**Exercise aim**
Repeat the records below exactly, leaving out any pictures.

[Items listed in a dataset]

============================================================

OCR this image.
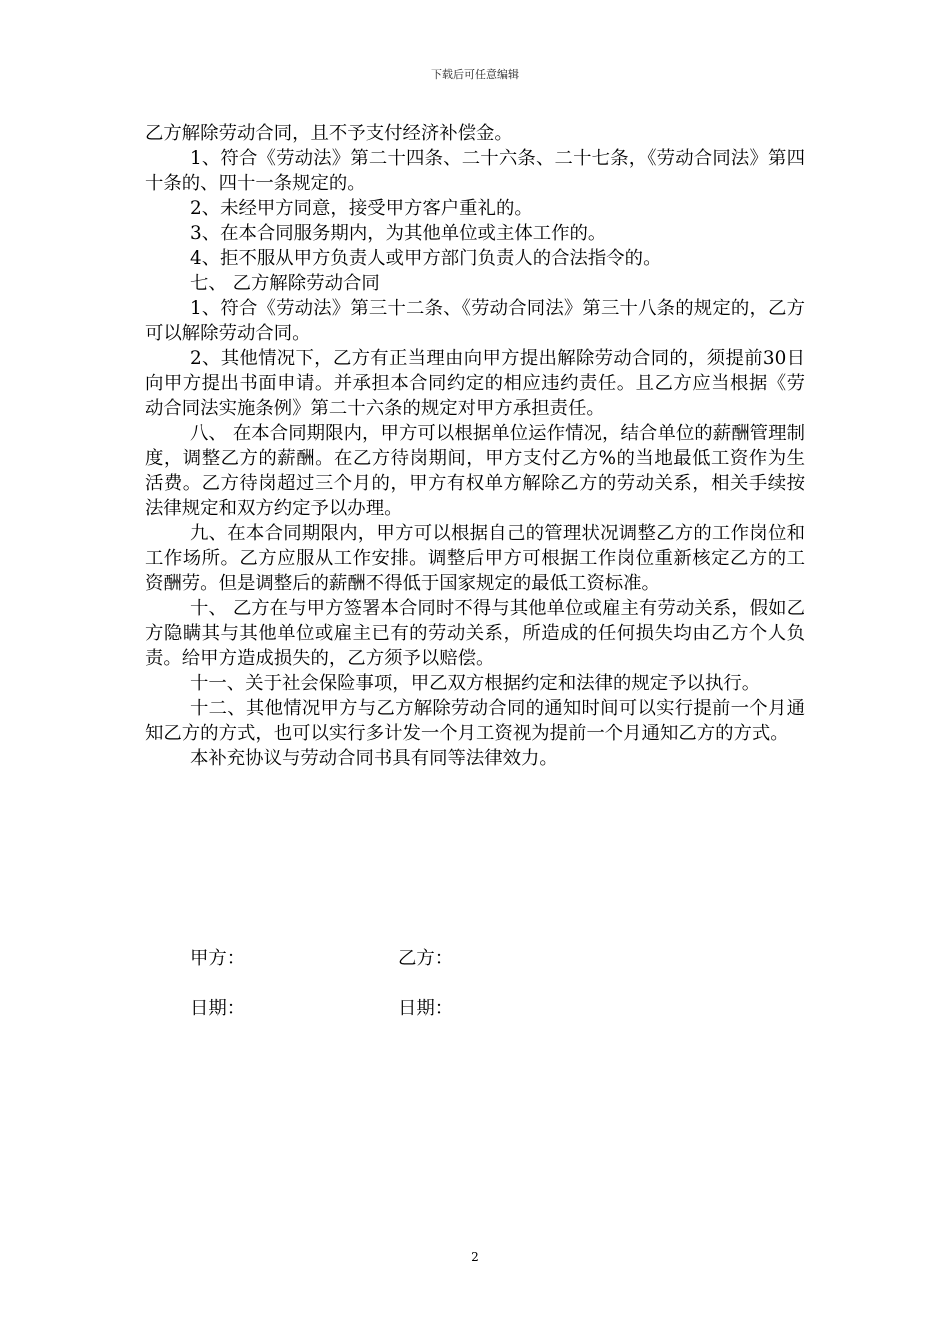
下载后可任意编辑

乙方解除劳动合同，且不予支付经济补偿金。

1、符合《劳动法》第二十四条、二十六条、二十七条，《劳动合同法》第四十条的、四十一条规定的。

2、未经甲方同意，接受甲方客户重礼的。

3、在本合同服务期内，为其他单位或主体工作的。

4、拒不服从甲方负责人或甲方部门负责人的合法指令的。

七、 乙方解除劳动合同

1、符合《劳动法》第三十二条、《劳动合同法》第三十八条的规定的，乙方可以解除劳动合同。

2、其他情况下，乙方有正当理由向甲方提出解除劳动合同的，须提前30日向甲方提出书面申请。并承担本合同约定的相应违约责任。且乙方应当根据《劳动合同法实施条例》第二十六条的规定对甲方承担责任。

八、 在本合同期限内，甲方可以根据单位运作情况，结合单位的薪酬管理制度，调整乙方的薪酬。在乙方待岗期间，甲方支付乙方%的当地最低工资作为生活费。乙方待岗超过三个月的，甲方有权单方解除乙方的劳动关系，相关手续按法律规定和双方约定予以办理。

九、在本合同期限内，甲方可以根据自己的管理状况调整乙方的工作岗位和工作场所。乙方应服从工作安排。调整后甲方可根据工作岗位重新核定乙方的工资酬劳。但是调整后的薪酬不得低于国家规定的最低工资标准。

十、 乙方在与甲方签署本合同时不得与其他单位或雇主有劳动关系，假如乙方隐瞒其与其他单位或雇主已有的劳动关系，所造成的任何损失均由乙方个人负责。给甲方造成损失的，乙方须予以赔偿。

十一、关于社会保险事项，甲乙双方根据约定和法律的规定予以执行。

十二、其他情况甲方与乙方解除劳动合同的通知时间可以实行提前一个月通知乙方的方式，也可以实行多计发一个月工资视为提前一个月通知乙方的方式。

本补充协议与劳动合同书具有同等法律效力。

甲方：	乙方：
日期：	日期：
2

============================================================

**Right answer**
OCR this image.
下载后可任意编辑

乙方解除劳动合同，且不予支付经济补偿金。

1、符合《劳动法》第二十四条、二十六条、二十七条，《劳动合同法》第四十条的、四十一条规定的。

2、未经甲方同意，接受甲方客户重礼的。

3、在本合同服务期内，为其他单位或主体工作的。

4、拒不服从甲方负责人或甲方部门负责人的合法指令的。

七、 乙方解除劳动合同

1、符合《劳动法》第三十二条、《劳动合同法》第三十八条的规定的，乙方可以解除劳动合同。

2、其他情况下，乙方有正当理由向甲方提出解除劳动合同的，须提前30日向甲方提出书面申请。并承担本合同约定的相应违约责任。且乙方应当根据《劳动合同法实施条例》第二十六条的规定对甲方承担责任。

八、 在本合同期限内，甲方可以根据单位运作情况，结合单位的薪酬管理制度，调整乙方的薪酬。在乙方待岗期间，甲方支付乙方%的当地最低工资作为生活费。乙方待岗超过三个月的，甲方有权单方解除乙方的劳动关系，相关手续按法律规定和双方约定予以办理。

九、在本合同期限内，甲方可以根据自己的管理状况调整乙方的工作岗位和工作场所。乙方应服从工作安排。调整后甲方可根据工作岗位重新核定乙方的工资酬劳。但是调整后的薪酬不得低于国家规定的最低工资标准。

十、 乙方在与甲方签署本合同时不得与其他单位或雇主有劳动关系，假如乙方隐瞒其与其他单位或雇主已有的劳动关系，所造成的任何损失均由乙方个人负责。给甲方造成损失的，乙方须予以赔偿。

十一、关于社会保险事项，甲乙双方根据约定和法律的规定予以执行。

十二、其他情况甲方与乙方解除劳动合同的通知时间可以实行提前一个月通知乙方的方式，也可以实行多计发一个月工资视为提前一个月通知乙方的方式。

本补充协议与劳动合同书具有同等法律效力。

甲方：	乙方：
日期：	日期：
2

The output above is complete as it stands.